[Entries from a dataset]
^^^^
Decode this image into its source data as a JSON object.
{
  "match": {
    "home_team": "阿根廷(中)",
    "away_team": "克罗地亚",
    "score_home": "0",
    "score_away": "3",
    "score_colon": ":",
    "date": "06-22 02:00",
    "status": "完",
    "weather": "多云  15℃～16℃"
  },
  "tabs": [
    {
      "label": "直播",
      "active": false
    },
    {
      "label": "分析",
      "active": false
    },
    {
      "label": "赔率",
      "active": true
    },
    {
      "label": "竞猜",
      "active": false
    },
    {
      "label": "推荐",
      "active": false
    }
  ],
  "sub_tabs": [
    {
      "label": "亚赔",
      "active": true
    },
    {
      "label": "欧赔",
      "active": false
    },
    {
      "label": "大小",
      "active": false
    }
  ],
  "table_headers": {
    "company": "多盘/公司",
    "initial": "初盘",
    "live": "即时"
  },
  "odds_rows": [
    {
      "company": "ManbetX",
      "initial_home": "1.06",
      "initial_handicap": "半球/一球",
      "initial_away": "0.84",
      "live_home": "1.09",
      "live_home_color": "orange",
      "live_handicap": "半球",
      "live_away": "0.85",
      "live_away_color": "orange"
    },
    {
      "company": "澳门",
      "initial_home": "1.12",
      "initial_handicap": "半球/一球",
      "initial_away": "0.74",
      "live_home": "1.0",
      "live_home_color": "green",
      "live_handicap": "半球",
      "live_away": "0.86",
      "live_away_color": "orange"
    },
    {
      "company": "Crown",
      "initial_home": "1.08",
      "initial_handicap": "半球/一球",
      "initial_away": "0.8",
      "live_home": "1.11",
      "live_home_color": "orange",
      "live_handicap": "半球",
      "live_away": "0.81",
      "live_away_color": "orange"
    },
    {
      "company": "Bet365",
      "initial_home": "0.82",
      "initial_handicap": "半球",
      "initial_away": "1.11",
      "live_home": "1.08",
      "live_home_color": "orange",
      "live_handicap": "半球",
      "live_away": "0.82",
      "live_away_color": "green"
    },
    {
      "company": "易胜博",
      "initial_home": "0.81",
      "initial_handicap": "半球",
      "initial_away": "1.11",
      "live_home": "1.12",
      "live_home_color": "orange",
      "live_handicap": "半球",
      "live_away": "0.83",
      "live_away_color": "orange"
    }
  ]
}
^^^^
Stated goal
Repeat the material above in full, exactly as it stands.

Result of this task
Decode this image into its source data as a JSON object.
{
  "match": {
    "home_team": "阿根廷(中)",
    "away_team": "克罗地亚",
    "score_home": "0",
    "score_away": "3",
    "score_colon": ":",
    "date": "06-22 02:00",
    "status": "完",
    "weather": "多云  15℃～16℃"
  },
  "tabs": [
    {
      "label": "直播",
      "active": false
    },
    {
      "label": "分析",
      "active": false
    },
    {
      "label": "赔率",
      "active": true
    },
    {
      "label": "竞猜",
      "active": false
    },
    {
      "label": "推荐",
      "active": false
    }
  ],
  "sub_tabs": [
    {
      "label": "亚赔",
      "active": true
    },
    {
      "label": "欧赔",
      "active": false
    },
    {
      "label": "大小",
      "active": false
    }
  ],
  "table_headers": {
    "company": "多盘/公司",
    "initial": "初盘",
    "live": "即时"
  },
  "odds_rows": [
    {
      "company": "ManbetX",
      "initial_home": "1.06",
      "initial_handicap": "半球/一球",
      "initial_away": "0.84",
      "live_home": "1.09",
      "live_home_color": "orange",
      "live_handicap": "半球",
      "live_away": "0.85",
      "live_away_color": "orange"
    },
    {
      "company": "澳门",
      "initial_home": "1.12",
      "initial_handicap": "半球/一球",
      "initial_away": "0.74",
      "live_home": "1.0",
      "live_home_color": "green",
      "live_handicap": "半球",
      "live_away": "0.86",
      "live_away_color": "orange"
    },
    {
      "company": "Crown",
      "initial_home": "1.08",
      "initial_handicap": "半球/一球",
      "initial_away": "0.8",
      "live_home": "1.11",
      "live_home_color": "orange",
      "live_handicap": "半球",
      "live_away": "0.81",
      "live_away_color": "orange"
    },
    {
      "company": "Bet365",
      "initial_home": "0.82",
      "initial_handicap": "半球",
      "initial_away": "1.11",
      "live_home": "1.08",
      "live_home_color": "orange",
      "live_handicap": "半球",
      "live_away": "0.82",
      "live_away_color": "green"
    },
    {
      "company": "易胜博",
      "initial_home": "0.81",
      "initial_handicap": "半球",
      "initial_away": "1.11",
      "live_home": "1.12",
      "live_home_color": "orange",
      "live_handicap": "半球",
      "live_away": "0.83",
      "live_away_color": "orange"
    }
  ]
}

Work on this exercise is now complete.